EXERCISE ▸ Copy out the lines of the records from the one containing "annotations: A B D LMC LAC [252,78,1389,240]" through the one containing "point-label-b: B [430,193,446,217]", including both, and reproduce every character unchanged.
┌────────
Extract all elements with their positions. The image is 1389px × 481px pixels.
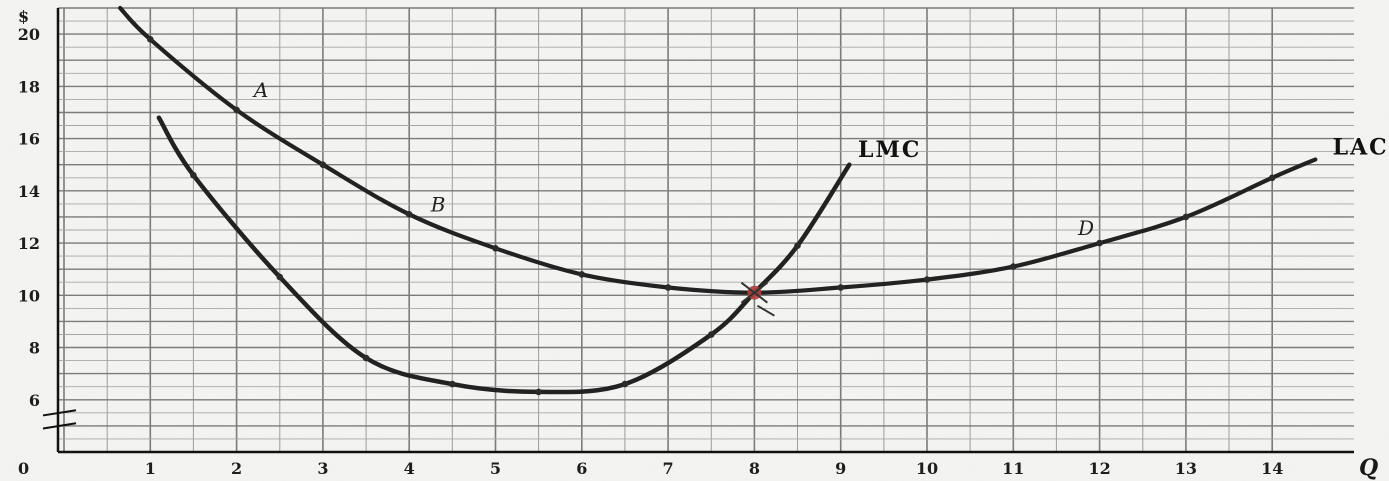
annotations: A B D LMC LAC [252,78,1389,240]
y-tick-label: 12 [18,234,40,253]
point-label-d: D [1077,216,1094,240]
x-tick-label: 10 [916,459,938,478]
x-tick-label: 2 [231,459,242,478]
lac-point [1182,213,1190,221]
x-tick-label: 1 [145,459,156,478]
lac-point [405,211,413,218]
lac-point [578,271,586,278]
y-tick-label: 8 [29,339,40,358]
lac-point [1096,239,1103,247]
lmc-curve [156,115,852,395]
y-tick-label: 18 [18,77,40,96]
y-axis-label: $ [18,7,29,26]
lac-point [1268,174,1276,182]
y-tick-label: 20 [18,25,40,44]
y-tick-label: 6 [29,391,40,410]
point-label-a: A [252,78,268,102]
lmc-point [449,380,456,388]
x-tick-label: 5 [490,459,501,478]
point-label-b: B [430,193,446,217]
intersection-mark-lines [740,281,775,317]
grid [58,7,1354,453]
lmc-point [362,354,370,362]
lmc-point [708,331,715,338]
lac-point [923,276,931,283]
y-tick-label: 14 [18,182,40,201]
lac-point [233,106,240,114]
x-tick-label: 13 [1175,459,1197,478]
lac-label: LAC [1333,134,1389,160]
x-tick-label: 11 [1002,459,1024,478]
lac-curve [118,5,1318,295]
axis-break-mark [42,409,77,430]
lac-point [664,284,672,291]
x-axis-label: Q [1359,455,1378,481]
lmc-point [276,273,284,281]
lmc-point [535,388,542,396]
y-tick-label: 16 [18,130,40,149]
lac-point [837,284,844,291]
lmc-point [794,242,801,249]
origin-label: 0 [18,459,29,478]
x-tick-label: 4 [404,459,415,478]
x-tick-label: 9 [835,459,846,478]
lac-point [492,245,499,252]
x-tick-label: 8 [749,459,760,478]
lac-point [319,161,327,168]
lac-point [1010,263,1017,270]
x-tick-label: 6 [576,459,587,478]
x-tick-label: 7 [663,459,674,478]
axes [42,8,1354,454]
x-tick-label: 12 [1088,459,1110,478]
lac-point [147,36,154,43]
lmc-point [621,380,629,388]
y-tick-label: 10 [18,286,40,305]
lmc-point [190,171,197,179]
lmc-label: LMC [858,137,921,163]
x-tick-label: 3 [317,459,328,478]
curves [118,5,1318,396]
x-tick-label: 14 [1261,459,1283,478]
└────────
┌────────
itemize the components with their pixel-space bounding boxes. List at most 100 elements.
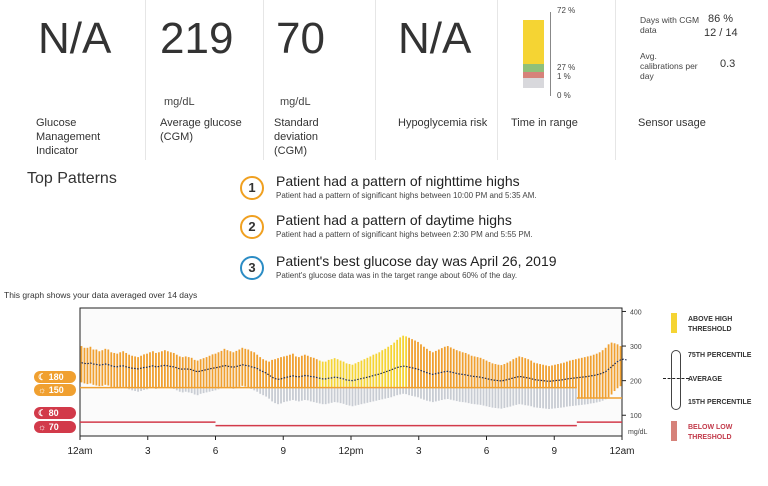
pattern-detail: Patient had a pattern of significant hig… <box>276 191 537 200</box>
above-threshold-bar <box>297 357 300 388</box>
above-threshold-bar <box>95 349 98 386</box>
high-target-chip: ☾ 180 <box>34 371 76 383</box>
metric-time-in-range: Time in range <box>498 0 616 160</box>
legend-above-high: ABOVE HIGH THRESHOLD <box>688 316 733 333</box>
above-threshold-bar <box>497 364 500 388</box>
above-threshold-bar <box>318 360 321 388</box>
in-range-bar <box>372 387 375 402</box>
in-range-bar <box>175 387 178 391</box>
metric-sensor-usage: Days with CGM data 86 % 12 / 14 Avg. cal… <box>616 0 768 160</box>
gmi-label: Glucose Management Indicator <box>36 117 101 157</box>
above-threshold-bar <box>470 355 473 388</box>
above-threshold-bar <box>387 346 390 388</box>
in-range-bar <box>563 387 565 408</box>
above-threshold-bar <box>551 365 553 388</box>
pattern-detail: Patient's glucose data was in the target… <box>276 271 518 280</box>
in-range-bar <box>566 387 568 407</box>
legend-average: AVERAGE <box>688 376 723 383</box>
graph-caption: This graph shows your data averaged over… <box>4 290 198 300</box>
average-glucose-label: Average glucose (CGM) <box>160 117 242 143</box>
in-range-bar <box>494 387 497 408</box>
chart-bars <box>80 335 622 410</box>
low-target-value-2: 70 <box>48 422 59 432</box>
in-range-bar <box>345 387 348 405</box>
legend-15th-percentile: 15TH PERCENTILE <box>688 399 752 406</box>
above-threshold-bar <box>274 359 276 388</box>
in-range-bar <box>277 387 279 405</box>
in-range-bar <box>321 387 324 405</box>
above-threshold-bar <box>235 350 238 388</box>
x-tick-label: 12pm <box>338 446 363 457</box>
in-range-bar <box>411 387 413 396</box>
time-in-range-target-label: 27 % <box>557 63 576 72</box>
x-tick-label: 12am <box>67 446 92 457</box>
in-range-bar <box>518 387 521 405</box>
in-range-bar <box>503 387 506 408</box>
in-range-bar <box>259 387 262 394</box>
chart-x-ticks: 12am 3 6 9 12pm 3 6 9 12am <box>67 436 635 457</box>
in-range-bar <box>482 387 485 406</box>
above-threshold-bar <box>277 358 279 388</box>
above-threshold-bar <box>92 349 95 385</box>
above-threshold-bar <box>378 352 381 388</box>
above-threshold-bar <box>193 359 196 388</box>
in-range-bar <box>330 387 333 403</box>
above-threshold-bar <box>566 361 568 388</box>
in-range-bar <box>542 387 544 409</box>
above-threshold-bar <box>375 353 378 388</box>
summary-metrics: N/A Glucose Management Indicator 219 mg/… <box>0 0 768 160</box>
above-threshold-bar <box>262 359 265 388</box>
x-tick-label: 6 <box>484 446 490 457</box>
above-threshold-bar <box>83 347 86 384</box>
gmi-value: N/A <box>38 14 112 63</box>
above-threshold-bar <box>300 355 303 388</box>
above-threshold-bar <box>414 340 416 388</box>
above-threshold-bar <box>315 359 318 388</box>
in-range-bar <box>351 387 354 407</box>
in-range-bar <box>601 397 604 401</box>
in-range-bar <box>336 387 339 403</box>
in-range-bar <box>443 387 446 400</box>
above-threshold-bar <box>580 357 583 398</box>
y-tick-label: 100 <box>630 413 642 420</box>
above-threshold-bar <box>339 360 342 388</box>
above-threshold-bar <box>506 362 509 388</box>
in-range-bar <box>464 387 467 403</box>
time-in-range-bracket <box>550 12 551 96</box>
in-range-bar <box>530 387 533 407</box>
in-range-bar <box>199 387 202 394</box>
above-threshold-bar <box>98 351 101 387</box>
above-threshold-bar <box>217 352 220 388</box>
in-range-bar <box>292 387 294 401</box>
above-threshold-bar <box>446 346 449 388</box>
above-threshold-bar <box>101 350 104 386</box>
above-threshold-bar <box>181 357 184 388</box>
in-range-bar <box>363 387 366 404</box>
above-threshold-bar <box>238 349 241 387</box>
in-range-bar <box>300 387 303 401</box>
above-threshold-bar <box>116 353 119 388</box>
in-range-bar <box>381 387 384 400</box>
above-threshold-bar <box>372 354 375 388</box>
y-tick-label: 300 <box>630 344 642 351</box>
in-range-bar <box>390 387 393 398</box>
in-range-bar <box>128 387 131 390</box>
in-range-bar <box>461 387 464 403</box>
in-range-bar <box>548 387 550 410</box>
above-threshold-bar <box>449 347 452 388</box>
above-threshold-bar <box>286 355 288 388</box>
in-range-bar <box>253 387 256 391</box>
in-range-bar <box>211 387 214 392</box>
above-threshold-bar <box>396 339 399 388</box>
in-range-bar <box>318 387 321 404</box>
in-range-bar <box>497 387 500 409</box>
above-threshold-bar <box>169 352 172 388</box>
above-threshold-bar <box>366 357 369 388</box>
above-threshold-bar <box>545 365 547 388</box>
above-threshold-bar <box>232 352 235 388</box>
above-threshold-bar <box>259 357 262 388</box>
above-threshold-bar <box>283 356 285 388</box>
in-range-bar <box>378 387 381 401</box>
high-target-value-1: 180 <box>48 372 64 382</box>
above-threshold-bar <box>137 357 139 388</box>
└────────
RESULT OF THE TASK ▸
annotations: A B D LMC LAC [252,78,1389,240]
y-tick-label: 12 [18,234,40,253]
point-label-d: D [1077,216,1094,240]
x-tick-label: 10 [916,459,938,478]
x-tick-label: 2 [231,459,242,478]
lac-point [1182,213,1190,221]
x-tick-label: 1 [145,459,156,478]
lac-point [405,211,413,218]
lac-point [578,271,586,278]
y-tick-label: 8 [29,339,40,358]
lac-point [1096,239,1103,247]
lmc-curve [156,115,852,395]
y-tick-label: 18 [18,77,40,96]
y-axis-label: $ [18,7,29,26]
lac-point [1268,174,1276,182]
y-tick-label: 20 [18,25,40,44]
y-tick-label: 6 [29,391,40,410]
point-label-a: A [252,78,268,102]
lmc-point [449,380,456,388]
x-tick-label: 5 [490,459,501,478]
point-label-b: B [430,193,446,217]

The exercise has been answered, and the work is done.